## SUPPLIED INFORMATION
▬▬▬▬▬▬▬▬▬▬

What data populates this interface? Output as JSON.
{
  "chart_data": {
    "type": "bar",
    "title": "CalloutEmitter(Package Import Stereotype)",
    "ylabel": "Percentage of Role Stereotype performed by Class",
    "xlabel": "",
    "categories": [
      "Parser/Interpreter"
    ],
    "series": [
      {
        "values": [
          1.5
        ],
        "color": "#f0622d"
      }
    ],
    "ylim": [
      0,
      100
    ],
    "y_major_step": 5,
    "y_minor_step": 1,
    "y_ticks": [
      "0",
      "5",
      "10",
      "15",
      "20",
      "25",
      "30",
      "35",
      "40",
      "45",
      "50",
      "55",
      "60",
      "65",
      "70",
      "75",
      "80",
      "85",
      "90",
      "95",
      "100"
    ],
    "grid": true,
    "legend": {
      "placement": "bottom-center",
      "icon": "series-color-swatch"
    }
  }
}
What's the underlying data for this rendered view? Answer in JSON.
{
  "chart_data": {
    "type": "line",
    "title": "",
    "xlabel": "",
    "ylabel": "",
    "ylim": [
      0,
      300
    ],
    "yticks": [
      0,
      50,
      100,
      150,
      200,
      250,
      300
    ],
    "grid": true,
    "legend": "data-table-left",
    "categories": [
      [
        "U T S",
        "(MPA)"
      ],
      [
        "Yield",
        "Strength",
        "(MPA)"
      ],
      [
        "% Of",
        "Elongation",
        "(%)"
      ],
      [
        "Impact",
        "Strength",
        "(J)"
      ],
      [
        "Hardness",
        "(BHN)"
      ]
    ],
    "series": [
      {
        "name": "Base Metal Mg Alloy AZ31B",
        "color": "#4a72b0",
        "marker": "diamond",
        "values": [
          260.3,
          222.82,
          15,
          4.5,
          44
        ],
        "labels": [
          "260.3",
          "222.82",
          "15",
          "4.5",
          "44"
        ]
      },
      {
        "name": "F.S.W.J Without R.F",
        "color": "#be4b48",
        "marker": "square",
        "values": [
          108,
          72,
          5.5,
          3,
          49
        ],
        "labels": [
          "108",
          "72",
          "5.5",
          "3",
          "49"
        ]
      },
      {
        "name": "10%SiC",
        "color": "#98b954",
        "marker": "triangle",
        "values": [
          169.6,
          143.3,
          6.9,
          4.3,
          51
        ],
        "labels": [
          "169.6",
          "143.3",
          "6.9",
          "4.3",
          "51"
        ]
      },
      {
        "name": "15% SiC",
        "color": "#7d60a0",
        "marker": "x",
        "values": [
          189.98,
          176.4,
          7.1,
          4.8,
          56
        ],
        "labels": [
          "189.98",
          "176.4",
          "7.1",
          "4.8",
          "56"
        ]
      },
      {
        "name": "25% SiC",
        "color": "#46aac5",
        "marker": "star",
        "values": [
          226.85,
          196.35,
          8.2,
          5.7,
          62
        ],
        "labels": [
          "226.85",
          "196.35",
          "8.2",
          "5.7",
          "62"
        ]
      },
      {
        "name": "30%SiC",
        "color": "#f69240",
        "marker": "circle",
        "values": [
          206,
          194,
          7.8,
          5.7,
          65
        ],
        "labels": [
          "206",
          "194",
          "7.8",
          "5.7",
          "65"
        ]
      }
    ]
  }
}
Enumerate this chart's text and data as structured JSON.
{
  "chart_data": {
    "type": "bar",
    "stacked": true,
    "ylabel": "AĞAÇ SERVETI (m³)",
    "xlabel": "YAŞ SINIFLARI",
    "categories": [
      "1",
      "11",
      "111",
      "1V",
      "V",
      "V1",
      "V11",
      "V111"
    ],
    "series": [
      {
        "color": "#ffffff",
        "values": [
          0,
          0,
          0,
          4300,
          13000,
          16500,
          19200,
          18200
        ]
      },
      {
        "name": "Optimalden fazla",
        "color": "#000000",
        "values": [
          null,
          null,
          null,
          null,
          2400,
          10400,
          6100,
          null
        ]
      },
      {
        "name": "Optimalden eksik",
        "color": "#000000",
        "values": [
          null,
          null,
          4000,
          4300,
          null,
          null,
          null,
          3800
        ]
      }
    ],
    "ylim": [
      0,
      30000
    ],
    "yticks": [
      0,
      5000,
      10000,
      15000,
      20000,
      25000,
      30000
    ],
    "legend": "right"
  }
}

▬▬▬▬▬▬▬▬▬▬

## WRITTEN REQUEST
Search the entries for "Optimalden" and copy out each line that has it.

## RESULT FOR THIS TASK
        "name": "Optimalden fazla",
        "name": "Optimalden eksik",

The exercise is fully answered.